*EXERCISE DETAILS*
Of the lines below, report only those that contain "bottom".

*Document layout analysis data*
>>>
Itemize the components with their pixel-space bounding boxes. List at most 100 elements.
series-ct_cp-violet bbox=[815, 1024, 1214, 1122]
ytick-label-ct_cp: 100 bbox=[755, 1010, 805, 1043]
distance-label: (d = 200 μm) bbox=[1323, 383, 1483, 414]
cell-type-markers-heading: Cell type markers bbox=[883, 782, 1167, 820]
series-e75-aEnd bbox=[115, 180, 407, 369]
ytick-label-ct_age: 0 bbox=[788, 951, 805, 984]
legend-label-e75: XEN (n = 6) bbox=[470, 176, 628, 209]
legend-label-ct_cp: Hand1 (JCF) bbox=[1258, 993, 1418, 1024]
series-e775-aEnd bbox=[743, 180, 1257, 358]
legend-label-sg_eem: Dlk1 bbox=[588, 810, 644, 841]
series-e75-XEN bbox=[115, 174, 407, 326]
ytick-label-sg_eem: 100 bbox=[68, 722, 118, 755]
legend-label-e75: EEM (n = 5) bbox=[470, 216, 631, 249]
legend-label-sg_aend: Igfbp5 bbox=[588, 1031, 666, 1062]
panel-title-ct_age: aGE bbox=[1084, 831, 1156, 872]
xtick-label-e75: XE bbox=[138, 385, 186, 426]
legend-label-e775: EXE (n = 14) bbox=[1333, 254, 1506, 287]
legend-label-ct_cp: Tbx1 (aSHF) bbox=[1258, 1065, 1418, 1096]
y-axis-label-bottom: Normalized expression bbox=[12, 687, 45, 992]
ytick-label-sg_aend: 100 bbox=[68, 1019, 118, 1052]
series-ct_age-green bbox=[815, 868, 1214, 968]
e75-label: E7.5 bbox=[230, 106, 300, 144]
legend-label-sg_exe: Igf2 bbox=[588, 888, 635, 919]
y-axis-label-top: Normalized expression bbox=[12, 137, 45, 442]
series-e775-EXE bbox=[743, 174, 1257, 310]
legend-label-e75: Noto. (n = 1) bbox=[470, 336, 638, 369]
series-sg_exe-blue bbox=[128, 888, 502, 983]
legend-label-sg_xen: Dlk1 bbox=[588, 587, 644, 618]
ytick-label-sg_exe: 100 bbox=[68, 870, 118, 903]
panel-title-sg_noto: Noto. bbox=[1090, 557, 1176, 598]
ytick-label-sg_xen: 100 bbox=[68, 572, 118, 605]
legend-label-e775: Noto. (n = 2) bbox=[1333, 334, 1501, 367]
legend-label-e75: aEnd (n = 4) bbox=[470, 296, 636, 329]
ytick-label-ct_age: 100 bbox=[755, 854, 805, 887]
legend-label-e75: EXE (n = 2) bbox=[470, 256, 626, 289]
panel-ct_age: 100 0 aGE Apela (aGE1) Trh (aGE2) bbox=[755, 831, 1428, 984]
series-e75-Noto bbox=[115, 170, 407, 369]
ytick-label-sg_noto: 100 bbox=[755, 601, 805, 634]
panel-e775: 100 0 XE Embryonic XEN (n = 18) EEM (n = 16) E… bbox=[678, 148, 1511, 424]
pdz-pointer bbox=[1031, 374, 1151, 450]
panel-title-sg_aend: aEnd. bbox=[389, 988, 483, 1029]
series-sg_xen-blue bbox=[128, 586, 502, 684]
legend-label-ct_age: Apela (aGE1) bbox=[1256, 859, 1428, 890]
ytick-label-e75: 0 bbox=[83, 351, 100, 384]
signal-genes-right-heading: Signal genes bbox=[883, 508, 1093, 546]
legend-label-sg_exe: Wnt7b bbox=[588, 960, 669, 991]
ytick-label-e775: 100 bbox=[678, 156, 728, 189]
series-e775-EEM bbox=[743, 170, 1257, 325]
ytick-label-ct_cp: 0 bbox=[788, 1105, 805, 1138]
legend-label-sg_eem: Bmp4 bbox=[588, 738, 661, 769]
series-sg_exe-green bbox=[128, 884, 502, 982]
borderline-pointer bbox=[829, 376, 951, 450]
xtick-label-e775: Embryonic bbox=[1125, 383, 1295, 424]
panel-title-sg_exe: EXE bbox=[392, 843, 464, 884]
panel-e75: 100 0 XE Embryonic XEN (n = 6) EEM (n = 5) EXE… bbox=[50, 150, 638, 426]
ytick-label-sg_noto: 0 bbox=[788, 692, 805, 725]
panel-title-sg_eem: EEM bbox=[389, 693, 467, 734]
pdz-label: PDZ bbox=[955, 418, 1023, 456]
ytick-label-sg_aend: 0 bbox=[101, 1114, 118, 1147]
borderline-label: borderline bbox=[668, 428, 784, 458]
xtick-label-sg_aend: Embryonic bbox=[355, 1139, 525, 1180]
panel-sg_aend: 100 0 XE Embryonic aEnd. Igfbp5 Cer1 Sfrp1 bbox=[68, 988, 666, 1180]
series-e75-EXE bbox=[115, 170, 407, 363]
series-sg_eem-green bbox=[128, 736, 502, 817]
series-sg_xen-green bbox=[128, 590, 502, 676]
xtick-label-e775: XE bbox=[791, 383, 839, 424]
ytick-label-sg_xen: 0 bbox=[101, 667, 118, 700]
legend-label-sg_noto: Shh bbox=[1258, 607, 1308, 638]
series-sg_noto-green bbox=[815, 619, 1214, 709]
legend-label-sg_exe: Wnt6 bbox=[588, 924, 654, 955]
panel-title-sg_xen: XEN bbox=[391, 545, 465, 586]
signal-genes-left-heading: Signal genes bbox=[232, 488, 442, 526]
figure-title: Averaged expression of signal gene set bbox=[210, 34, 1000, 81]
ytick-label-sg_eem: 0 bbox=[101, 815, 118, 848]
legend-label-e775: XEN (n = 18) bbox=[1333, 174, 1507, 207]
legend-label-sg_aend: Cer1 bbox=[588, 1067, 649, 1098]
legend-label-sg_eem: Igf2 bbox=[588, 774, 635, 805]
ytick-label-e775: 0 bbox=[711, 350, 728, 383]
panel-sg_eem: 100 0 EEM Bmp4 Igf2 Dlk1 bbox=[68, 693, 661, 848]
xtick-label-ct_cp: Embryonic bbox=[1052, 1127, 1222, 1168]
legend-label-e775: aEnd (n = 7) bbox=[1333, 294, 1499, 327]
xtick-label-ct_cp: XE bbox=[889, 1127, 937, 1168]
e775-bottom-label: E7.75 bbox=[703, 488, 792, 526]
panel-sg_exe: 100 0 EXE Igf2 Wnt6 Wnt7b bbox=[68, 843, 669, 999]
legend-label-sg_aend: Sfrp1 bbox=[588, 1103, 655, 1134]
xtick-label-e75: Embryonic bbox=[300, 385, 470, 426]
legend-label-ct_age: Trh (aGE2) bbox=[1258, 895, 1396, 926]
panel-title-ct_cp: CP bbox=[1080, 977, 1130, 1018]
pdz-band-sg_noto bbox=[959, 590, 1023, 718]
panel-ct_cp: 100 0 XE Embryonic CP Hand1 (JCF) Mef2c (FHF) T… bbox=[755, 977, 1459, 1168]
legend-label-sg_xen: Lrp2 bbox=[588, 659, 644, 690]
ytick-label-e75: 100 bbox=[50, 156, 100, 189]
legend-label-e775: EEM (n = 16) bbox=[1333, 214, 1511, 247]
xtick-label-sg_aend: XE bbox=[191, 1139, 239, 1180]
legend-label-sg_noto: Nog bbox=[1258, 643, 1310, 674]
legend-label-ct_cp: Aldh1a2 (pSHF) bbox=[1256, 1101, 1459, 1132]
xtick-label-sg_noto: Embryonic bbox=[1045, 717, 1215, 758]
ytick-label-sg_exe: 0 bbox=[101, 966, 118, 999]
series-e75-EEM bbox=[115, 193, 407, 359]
<<<
*COMPLETED TASK*
y-axis-label-bottom: Normalized expression bbox=[12, 687, 45, 992]
e775-bottom-label: E7.75 bbox=[703, 488, 792, 526]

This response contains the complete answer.